*Goal*: In the records below, find each line with the word "current" and copy it.

*Information shown*:

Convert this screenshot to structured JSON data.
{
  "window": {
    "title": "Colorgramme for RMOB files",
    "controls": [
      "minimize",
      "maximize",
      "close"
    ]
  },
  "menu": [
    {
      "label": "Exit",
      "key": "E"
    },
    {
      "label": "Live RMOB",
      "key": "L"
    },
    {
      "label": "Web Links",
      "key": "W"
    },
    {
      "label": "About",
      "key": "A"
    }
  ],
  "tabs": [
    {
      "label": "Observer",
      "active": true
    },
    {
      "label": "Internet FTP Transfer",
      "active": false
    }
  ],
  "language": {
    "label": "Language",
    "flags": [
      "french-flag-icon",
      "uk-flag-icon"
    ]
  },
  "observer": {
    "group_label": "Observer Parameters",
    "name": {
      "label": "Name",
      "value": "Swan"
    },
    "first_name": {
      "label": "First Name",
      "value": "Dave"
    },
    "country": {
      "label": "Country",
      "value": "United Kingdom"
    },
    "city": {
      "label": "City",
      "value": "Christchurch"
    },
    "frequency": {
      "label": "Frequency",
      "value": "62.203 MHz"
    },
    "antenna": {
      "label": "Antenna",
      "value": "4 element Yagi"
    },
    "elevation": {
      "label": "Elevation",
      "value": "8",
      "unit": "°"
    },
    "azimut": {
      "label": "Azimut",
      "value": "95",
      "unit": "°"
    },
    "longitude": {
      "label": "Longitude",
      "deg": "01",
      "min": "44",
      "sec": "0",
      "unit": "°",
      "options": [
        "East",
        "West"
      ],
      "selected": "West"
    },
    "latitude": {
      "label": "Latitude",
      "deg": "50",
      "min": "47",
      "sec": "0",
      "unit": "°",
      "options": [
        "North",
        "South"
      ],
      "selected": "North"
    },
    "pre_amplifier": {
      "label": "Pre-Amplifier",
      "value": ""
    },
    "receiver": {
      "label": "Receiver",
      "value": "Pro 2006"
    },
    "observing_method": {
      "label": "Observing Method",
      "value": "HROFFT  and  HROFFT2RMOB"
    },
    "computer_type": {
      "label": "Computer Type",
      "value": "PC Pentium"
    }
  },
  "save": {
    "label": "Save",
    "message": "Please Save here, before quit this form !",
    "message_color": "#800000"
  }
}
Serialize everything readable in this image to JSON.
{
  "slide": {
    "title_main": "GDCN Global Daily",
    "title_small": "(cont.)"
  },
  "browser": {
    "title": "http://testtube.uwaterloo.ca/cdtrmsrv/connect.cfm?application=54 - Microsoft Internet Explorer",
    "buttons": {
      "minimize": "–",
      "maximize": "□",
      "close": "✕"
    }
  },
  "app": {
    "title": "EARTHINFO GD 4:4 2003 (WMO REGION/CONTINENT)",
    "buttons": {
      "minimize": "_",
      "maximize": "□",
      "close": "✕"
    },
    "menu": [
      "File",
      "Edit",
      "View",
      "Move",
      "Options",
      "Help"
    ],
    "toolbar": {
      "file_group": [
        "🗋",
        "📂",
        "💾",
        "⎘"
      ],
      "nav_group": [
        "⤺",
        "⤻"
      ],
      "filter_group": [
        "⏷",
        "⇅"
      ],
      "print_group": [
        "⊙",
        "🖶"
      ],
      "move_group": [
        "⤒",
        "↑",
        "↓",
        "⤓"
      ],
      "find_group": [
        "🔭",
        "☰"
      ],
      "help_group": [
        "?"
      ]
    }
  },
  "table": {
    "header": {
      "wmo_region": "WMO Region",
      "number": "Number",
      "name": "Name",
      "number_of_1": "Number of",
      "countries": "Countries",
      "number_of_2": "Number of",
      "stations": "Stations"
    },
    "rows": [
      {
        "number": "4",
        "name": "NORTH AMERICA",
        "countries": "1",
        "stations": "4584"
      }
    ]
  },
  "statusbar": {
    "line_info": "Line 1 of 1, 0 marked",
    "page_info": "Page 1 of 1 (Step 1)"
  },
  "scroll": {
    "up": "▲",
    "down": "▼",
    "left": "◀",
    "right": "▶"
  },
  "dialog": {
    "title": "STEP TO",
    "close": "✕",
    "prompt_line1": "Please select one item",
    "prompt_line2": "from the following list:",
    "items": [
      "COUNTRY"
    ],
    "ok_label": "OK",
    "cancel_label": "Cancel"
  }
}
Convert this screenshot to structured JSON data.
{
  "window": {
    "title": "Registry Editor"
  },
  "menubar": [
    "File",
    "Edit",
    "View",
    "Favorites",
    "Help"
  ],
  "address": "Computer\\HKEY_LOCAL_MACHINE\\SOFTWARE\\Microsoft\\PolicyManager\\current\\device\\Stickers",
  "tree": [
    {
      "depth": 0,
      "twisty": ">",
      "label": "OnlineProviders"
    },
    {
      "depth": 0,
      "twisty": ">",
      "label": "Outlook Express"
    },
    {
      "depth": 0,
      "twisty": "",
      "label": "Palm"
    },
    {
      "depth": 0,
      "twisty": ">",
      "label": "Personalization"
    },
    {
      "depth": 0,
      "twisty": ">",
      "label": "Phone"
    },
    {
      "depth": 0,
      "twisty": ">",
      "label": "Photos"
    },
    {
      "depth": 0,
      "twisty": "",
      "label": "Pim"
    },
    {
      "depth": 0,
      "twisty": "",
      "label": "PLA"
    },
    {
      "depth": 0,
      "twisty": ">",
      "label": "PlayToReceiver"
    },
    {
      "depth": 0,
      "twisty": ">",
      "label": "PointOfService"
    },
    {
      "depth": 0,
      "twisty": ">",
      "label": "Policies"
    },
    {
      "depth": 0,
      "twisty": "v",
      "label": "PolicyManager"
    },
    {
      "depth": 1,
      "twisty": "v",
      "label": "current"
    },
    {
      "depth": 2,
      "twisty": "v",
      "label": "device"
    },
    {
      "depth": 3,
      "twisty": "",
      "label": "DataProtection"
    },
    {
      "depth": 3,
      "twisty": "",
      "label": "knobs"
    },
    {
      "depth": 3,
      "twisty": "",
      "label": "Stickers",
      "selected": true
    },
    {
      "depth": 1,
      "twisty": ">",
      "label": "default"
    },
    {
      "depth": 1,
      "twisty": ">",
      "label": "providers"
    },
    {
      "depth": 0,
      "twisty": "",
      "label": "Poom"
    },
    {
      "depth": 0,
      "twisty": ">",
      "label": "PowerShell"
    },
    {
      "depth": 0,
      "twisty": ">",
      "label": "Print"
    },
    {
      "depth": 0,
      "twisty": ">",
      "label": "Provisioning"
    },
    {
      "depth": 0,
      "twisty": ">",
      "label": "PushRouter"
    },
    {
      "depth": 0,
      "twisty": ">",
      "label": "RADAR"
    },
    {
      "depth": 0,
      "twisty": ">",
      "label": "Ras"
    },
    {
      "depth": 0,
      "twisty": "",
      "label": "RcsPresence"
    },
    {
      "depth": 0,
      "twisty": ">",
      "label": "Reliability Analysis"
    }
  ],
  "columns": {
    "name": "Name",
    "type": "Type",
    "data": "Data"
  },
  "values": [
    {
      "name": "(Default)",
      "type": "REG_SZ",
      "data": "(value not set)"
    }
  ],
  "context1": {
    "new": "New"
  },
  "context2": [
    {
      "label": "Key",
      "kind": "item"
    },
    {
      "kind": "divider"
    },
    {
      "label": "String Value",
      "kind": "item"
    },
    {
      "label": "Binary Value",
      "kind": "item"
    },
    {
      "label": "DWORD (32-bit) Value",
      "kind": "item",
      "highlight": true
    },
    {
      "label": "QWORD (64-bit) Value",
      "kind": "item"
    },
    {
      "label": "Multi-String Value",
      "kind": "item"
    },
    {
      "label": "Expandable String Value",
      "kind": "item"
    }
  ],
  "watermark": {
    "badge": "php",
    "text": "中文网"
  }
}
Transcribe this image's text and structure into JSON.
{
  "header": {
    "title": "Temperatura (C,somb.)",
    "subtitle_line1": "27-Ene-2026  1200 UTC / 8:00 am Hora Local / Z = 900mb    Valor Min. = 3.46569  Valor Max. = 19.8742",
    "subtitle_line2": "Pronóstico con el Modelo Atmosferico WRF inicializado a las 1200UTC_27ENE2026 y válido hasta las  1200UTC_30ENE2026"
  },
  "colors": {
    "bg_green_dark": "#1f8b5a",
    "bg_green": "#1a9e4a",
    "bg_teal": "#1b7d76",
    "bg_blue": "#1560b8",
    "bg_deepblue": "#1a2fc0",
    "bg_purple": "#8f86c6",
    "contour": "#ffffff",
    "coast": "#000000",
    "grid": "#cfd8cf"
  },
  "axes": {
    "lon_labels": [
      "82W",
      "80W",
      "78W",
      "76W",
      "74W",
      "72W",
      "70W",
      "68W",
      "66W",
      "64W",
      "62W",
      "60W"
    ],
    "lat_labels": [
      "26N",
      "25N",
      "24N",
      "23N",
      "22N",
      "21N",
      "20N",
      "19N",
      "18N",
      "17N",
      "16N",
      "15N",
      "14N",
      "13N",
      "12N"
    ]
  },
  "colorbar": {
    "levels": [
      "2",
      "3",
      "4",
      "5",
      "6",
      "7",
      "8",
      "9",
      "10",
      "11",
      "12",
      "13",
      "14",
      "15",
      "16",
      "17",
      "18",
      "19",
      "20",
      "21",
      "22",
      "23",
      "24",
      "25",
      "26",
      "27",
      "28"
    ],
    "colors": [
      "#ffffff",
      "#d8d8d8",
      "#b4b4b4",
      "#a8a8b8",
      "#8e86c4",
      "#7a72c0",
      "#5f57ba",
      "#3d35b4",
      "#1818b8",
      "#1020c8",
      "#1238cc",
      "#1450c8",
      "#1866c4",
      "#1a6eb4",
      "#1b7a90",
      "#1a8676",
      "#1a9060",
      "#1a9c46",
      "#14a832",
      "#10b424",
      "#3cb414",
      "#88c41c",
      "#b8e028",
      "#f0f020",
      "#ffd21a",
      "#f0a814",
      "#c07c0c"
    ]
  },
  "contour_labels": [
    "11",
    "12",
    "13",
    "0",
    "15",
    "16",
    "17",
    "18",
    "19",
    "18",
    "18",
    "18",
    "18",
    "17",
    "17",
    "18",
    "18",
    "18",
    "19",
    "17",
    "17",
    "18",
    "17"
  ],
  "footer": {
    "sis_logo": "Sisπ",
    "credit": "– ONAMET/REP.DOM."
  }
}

*Response to the task*:
  "address": "Computer\\HKEY_LOCAL_MACHINE\\SOFTWARE\\Microsoft\\PolicyManager\\current\\device\\Stickers",
      "label": "current"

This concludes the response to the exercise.